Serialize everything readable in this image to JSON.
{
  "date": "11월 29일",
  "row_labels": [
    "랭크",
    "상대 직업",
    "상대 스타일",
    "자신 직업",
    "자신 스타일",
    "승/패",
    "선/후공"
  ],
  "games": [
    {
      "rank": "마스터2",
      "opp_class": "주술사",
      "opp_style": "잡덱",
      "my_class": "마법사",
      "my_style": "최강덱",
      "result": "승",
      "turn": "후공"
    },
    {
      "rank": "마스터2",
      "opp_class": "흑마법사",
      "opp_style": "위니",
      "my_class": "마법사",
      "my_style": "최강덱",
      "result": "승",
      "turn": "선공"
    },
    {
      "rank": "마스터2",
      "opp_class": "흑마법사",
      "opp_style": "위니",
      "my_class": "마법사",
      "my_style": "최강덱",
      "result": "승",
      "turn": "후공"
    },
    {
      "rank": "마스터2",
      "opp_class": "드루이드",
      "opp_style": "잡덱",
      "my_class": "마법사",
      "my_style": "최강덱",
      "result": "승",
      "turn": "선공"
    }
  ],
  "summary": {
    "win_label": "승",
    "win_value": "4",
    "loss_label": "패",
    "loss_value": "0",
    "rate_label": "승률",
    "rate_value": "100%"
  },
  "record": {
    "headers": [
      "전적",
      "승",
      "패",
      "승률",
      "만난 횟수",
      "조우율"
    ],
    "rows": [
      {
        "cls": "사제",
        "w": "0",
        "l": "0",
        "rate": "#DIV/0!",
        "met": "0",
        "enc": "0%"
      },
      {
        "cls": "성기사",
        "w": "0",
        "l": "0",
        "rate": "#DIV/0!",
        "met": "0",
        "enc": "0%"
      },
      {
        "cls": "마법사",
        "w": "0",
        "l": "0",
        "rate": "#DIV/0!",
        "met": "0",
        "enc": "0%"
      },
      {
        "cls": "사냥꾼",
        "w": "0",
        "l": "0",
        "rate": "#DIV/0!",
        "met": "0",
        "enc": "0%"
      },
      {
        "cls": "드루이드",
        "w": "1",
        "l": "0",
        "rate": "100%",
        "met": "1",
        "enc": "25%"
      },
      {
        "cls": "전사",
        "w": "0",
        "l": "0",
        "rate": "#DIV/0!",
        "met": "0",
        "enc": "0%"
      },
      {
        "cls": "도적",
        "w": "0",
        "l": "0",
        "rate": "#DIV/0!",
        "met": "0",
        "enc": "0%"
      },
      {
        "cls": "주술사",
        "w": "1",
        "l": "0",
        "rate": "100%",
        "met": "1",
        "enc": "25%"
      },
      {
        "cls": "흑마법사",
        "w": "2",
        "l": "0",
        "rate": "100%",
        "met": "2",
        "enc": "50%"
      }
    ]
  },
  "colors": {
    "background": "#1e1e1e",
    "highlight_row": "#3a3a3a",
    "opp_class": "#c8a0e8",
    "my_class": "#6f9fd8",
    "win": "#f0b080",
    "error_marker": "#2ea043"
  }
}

| DIRECTIVE |
Write out the data again, exactly and in full.

| REPLY |
Serialize everything readable in this image to JSON.
{
  "date": "11월 29일",
  "row_labels": [
    "랭크",
    "상대 직업",
    "상대 스타일",
    "자신 직업",
    "자신 스타일",
    "승/패",
    "선/후공"
  ],
  "games": [
    {
      "rank": "마스터2",
      "opp_class": "주술사",
      "opp_style": "잡덱",
      "my_class": "마법사",
      "my_style": "최강덱",
      "result": "승",
      "turn": "후공"
    },
    {
      "rank": "마스터2",
      "opp_class": "흑마법사",
      "opp_style": "위니",
      "my_class": "마법사",
      "my_style": "최강덱",
      "result": "승",
      "turn": "선공"
    },
    {
      "rank": "마스터2",
      "opp_class": "흑마법사",
      "opp_style": "위니",
      "my_class": "마법사",
      "my_style": "최강덱",
      "result": "승",
      "turn": "후공"
    },
    {
      "rank": "마스터2",
      "opp_class": "드루이드",
      "opp_style": "잡덱",
      "my_class": "마법사",
      "my_style": "최강덱",
      "result": "승",
      "turn": "선공"
    }
  ],
  "summary": {
    "win_label": "승",
    "win_value": "4",
    "loss_label": "패",
    "loss_value": "0",
    "rate_label": "승률",
    "rate_value": "100%"
  },
  "record": {
    "headers": [
      "전적",
      "승",
      "패",
      "승률",
      "만난 횟수",
      "조우율"
    ],
    "rows": [
      {
        "cls": "사제",
        "w": "0",
        "l": "0",
        "rate": "#DIV/0!",
        "met": "0",
        "enc": "0%"
      },
      {
        "cls": "성기사",
        "w": "0",
        "l": "0",
        "rate": "#DIV/0!",
        "met": "0",
        "enc": "0%"
      },
      {
        "cls": "마법사",
        "w": "0",
        "l": "0",
        "rate": "#DIV/0!",
        "met": "0",
        "enc": "0%"
      },
      {
        "cls": "사냥꾼",
        "w": "0",
        "l": "0",
        "rate": "#DIV/0!",
        "met": "0",
        "enc": "0%"
      },
      {
        "cls": "드루이드",
        "w": "1",
        "l": "0",
        "rate": "100%",
        "met": "1",
        "enc": "25%"
      },
      {
        "cls": "전사",
        "w": "0",
        "l": "0",
        "rate": "#DIV/0!",
        "met": "0",
        "enc": "0%"
      },
      {
        "cls": "도적",
        "w": "0",
        "l": "0",
        "rate": "#DIV/0!",
        "met": "0",
        "enc": "0%"
      },
      {
        "cls": "주술사",
        "w": "1",
        "l": "0",
        "rate": "100%",
        "met": "1",
        "enc": "25%"
      },
      {
        "cls": "흑마법사",
        "w": "2",
        "l": "0",
        "rate": "100%",
        "met": "2",
        "enc": "50%"
      }
    ]
  },
  "colors": {
    "background": "#1e1e1e",
    "highlight_row": "#3a3a3a",
    "opp_class": "#c8a0e8",
    "my_class": "#6f9fd8",
    "win": "#f0b080",
    "error_marker": "#2ea043"
  }
}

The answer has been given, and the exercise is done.